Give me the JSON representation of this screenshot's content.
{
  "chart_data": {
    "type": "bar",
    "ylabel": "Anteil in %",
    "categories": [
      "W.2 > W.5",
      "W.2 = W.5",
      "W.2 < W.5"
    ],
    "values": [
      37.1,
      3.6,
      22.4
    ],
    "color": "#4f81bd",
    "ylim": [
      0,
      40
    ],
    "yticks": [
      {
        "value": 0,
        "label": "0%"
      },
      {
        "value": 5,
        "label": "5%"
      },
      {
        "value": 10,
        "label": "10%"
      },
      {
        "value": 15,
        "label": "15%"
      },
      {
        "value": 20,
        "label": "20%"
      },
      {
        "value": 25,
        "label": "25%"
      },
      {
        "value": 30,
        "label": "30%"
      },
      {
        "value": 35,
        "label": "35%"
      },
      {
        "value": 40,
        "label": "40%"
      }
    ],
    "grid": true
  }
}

---

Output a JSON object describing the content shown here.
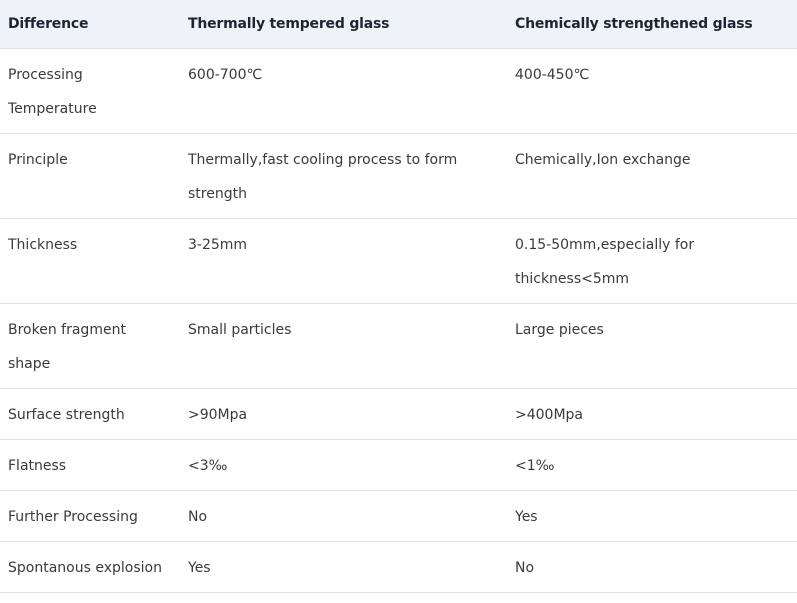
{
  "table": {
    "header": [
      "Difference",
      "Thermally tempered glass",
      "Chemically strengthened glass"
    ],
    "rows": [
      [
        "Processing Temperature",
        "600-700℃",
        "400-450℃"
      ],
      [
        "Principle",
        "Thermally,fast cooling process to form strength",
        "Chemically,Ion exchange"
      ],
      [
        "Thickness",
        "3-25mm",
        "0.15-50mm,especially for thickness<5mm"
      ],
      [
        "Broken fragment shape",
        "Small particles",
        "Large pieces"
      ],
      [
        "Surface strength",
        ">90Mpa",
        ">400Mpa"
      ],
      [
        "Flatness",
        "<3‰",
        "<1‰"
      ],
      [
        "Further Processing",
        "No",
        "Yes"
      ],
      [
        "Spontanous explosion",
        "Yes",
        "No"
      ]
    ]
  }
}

**To do**
Filter the listing above for the string "Chemically" and copy every matching line.

**Problem solution**
      "Chemically strengthened glass"
        "Chemically,Ion exchange"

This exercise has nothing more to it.